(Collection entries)
[start]
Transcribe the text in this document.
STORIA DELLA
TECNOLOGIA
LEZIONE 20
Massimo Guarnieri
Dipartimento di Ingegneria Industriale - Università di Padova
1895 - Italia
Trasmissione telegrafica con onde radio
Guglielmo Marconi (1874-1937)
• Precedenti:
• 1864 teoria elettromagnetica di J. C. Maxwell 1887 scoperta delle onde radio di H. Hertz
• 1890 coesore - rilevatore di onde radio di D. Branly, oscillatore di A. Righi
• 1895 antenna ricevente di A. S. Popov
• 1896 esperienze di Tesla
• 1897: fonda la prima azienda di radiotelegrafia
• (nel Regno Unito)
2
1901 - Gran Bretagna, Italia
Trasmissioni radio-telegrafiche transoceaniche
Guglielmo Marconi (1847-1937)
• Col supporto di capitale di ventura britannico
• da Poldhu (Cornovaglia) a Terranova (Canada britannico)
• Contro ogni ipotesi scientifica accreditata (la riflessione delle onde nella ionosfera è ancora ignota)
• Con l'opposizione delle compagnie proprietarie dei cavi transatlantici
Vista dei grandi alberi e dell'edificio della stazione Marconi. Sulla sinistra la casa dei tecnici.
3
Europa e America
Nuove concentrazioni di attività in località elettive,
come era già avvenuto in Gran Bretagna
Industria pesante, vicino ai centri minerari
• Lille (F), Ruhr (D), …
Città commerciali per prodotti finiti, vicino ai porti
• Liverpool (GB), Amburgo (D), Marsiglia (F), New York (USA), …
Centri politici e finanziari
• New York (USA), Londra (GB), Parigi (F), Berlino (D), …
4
[end]
• TASK INSTRUCTIONS
From the data, list each line in which the string "britannico" appears.

• FULL OUTPUT
• Col supporto di capitale di ventura britannico
• da Poldhu (Cornovaglia) a Terranova (Canada britannico)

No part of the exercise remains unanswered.